§ Your instructions
Exclude images, then output the remaining data verbatim.

################

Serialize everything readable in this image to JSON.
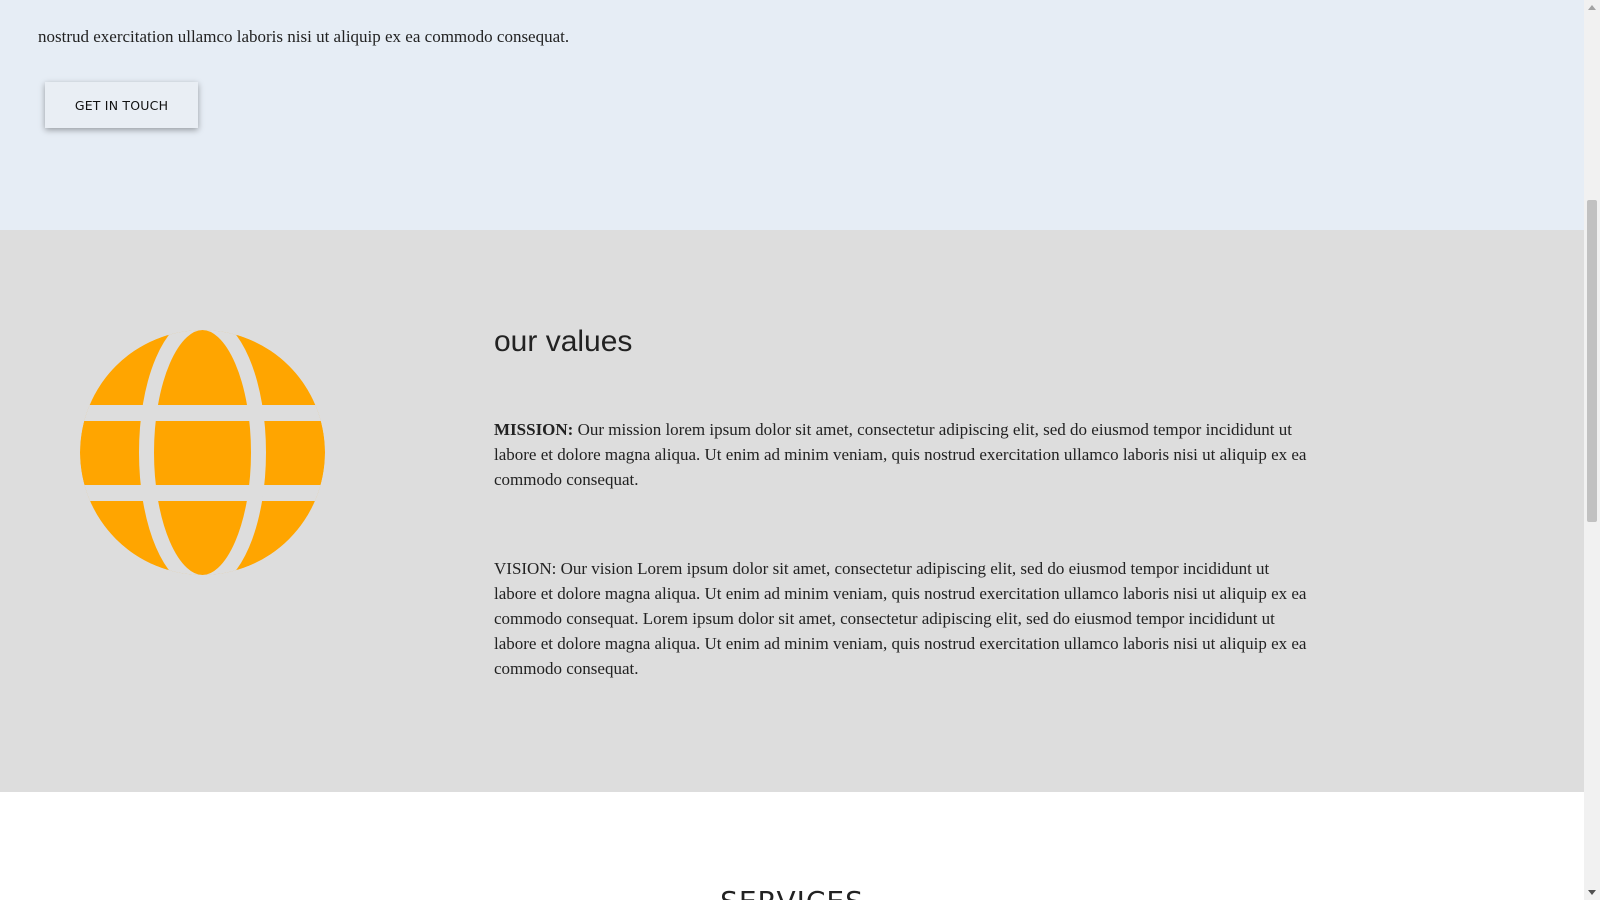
{
  "hero": {
    "text": "nostrud exercitation ullamco laboris nisi ut aliquip ex ea commodo consequat.",
    "button_label": "GET IN TOUCH"
  },
  "values": {
    "icon": "globe-icon",
    "icon_color": "#ffa500",
    "background": "#dddddd",
    "title": "our values",
    "mission_label": "MISSION:",
    "mission_text": " Our mission lorem ipsum dolor sit amet, consectetur adipiscing elit, sed do eiusmod tempor incididunt ut labore et dolore magna aliqua. Ut enim ad minim veniam, quis nostrud exercitation ullamco laboris nisi ut aliquip ex ea commodo consequat.",
    "vision_text": "VISION: Our vision Lorem ipsum dolor sit amet, consectetur adipiscing elit, sed do eiusmod tempor incididunt ut labore et dolore magna aliqua. Ut enim ad minim veniam, quis nostrud exercitation ullamco laboris nisi ut aliquip ex ea commodo consequat. Lorem ipsum dolor sit amet, consectetur adipiscing elit, sed do eiusmod tempor incididunt ut labore et dolore magna aliqua. Ut enim ad minim veniam, quis nostrud exercitation ullamco laboris nisi ut aliquip ex ea commodo consequat."
  },
  "services": {
    "title": "SERVICES"
  },
  "colors": {
    "hero_bg": "#e6edf5",
    "values_bg": "#dddddd",
    "accent": "#ffa500"
  }
}
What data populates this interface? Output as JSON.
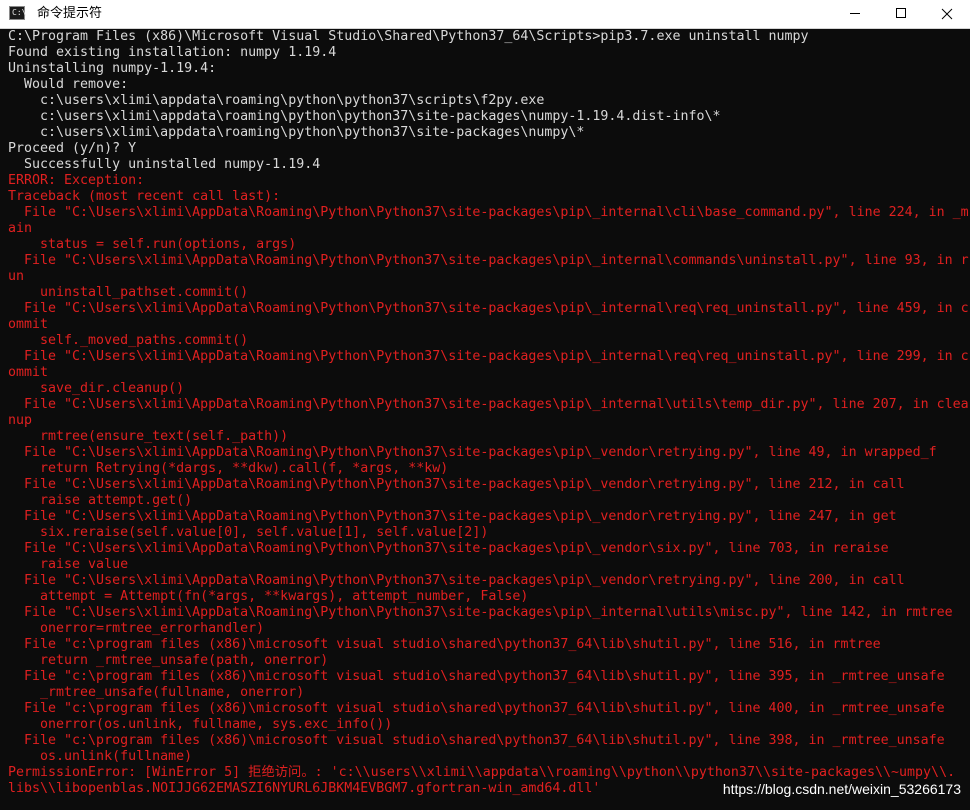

################

§ Task answer
Serialize everything readable in this image to JSON.
{
  "hero": {
    "text": "nostrud exercitation ullamco laboris nisi ut aliquip ex ea commodo consequat.",
    "button_label": "GET IN TOUCH"
  },
  "values": {
    "icon": "globe-icon",
    "icon_color": "#ffa500",
    "background": "#dddddd",
    "title": "our values",
    "mission_label": "MISSION:",
    "mission_text": " Our mission lorem ipsum dolor sit amet, consectetur adipiscing elit, sed do eiusmod tempor incididunt ut labore et dolore magna aliqua. Ut enim ad minim veniam, quis nostrud exercitation ullamco laboris nisi ut aliquip ex ea commodo consequat.",
    "vision_text": "VISION: Our vision Lorem ipsum dolor sit amet, consectetur adipiscing elit, sed do eiusmod tempor incididunt ut labore et dolore magna aliqua. Ut enim ad minim veniam, quis nostrud exercitation ullamco laboris nisi ut aliquip ex ea commodo consequat. Lorem ipsum dolor sit amet, consectetur adipiscing elit, sed do eiusmod tempor incididunt ut labore et dolore magna aliqua. Ut enim ad minim veniam, quis nostrud exercitation ullamco laboris nisi ut aliquip ex ea commodo consequat."
  },
  "services": {
    "title": "SERVICES"
  },
  "colors": {
    "hero_bg": "#e6edf5",
    "values_bg": "#dddddd",
    "accent": "#ffa500"
  }
}
What data populates this interface? Output as JSON.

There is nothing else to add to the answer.